WHAT TO PRODUCE —
Write out all the entries word for word, but skip any images.

DATA —
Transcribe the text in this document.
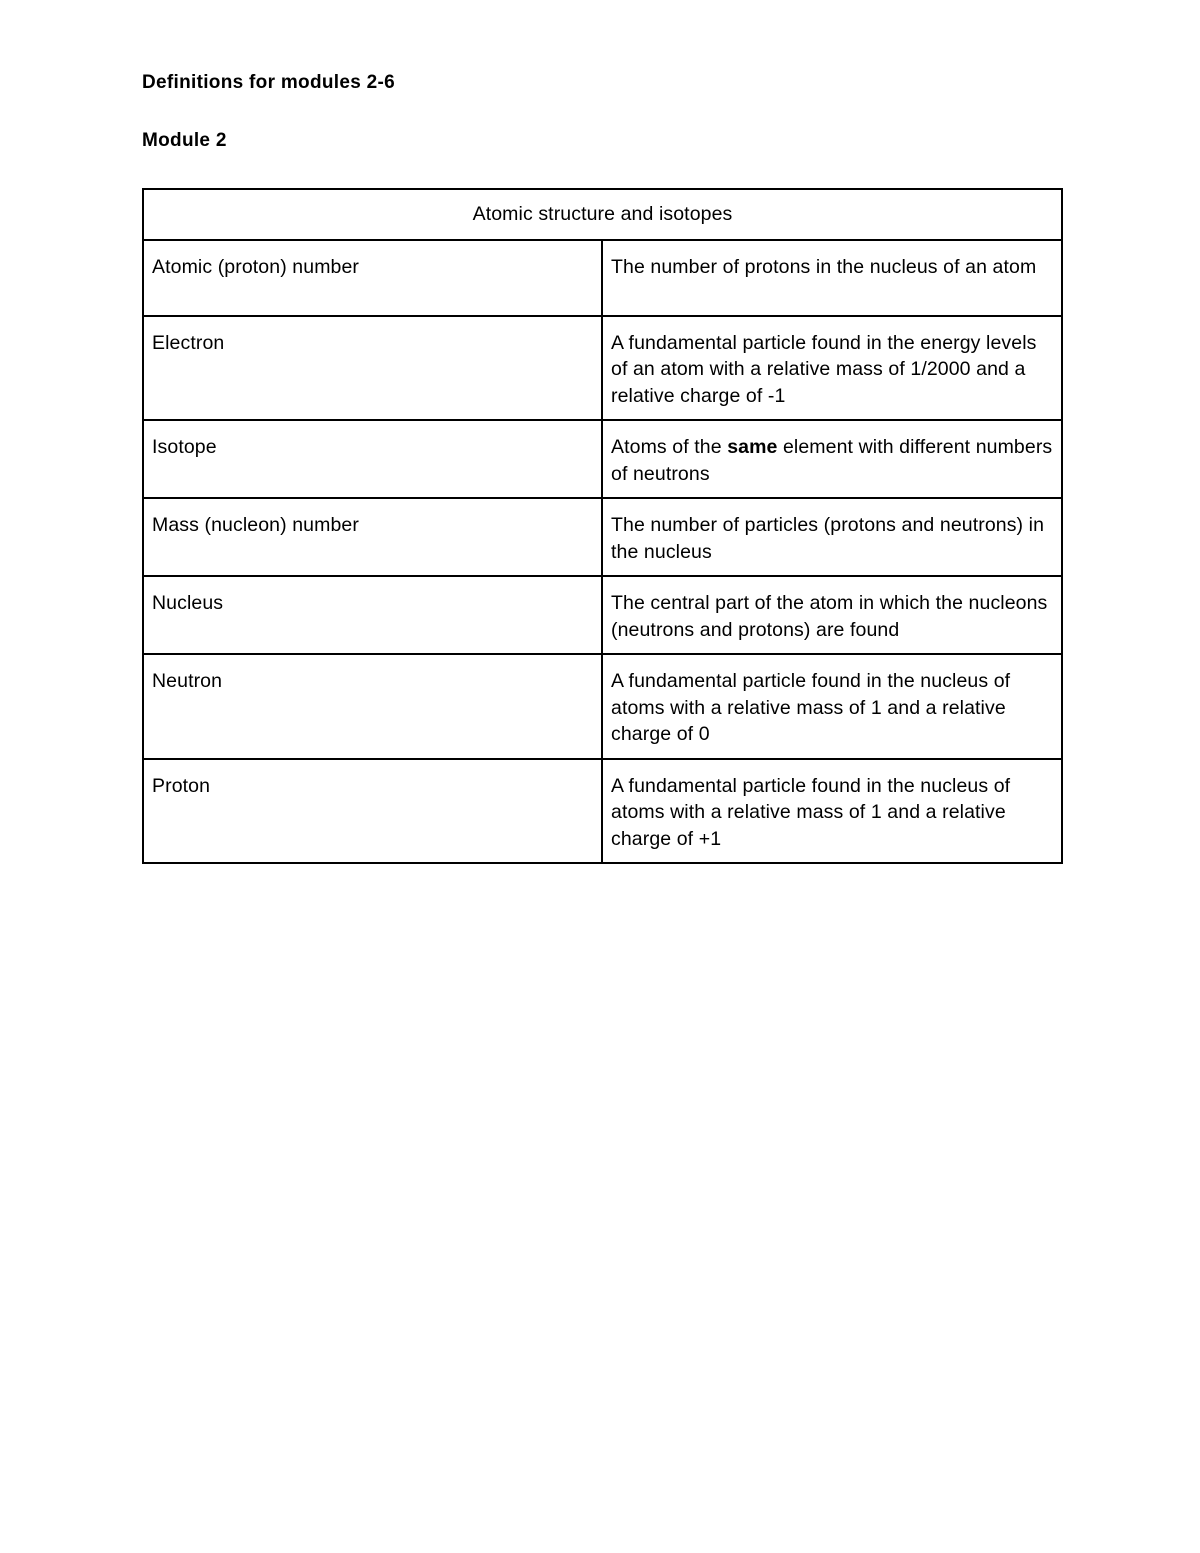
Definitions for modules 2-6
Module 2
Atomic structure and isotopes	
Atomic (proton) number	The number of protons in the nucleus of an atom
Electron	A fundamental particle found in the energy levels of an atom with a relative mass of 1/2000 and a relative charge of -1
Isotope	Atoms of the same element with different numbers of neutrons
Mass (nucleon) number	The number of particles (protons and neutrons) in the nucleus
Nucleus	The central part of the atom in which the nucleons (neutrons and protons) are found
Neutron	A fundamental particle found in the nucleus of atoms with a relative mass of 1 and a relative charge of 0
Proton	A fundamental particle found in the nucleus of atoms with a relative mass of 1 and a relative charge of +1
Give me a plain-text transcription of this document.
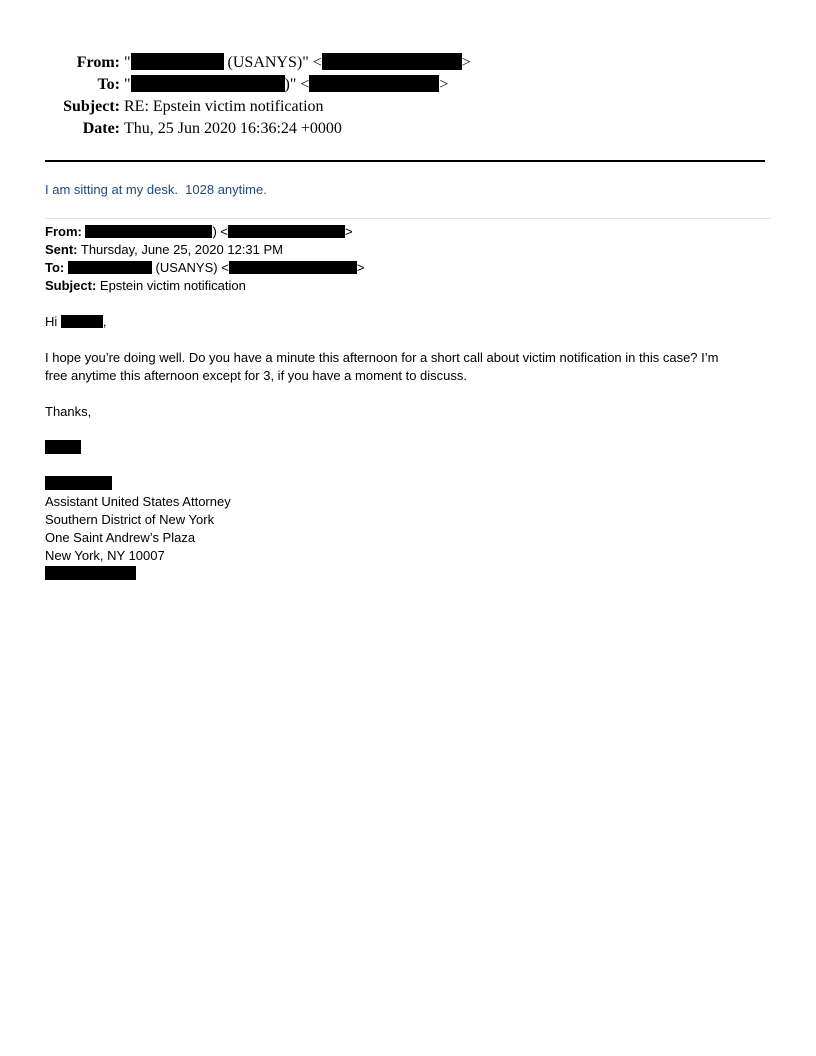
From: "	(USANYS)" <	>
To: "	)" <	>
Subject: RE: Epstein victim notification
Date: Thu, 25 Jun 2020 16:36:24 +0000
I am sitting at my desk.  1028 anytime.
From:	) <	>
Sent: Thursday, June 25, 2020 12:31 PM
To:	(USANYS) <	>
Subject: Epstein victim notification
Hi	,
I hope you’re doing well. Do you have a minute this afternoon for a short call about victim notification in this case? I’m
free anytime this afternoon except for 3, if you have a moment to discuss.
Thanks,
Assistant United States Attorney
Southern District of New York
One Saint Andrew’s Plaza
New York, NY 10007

THE SOLUTION —
Transcribe the text in this document.
Definitions for modules 2-6
Module 2
Atomic structure and isotopes	
Atomic (proton) number	The number of protons in the nucleus of an atom
Electron	A fundamental particle found in the energy levels of an atom with a relative mass of 1/2000 and a relative charge of -1
Isotope	Atoms of the same element with different numbers of neutrons
Mass (nucleon) number	The number of particles (protons and neutrons) in the nucleus
Nucleus	The central part of the atom in which the nucleons (neutrons and protons) are found
Neutron	A fundamental particle found in the nucleus of atoms with a relative mass of 1 and a relative charge of 0
Proton	A fundamental particle found in the nucleus of atoms with a relative mass of 1 and a relative charge of +1
Give me a plain-text transcription of this document.
From: "	(USANYS)" <	>
To: "	)" <	>
Subject: RE: Epstein victim notification
Date: Thu, 25 Jun 2020 16:36:24 +0000
I am sitting at my desk.  1028 anytime.
From:	) <	>
Sent: Thursday, June 25, 2020 12:31 PM
To:	(USANYS) <	>
Subject: Epstein victim notification
Hi	,
I hope you’re doing well. Do you have a minute this afternoon for a short call about victim notification in this case? I’m
free anytime this afternoon except for 3, if you have a moment to discuss.
Thanks,
Assistant United States Attorney
Southern District of New York
One Saint Andrew’s Plaza
New York, NY 10007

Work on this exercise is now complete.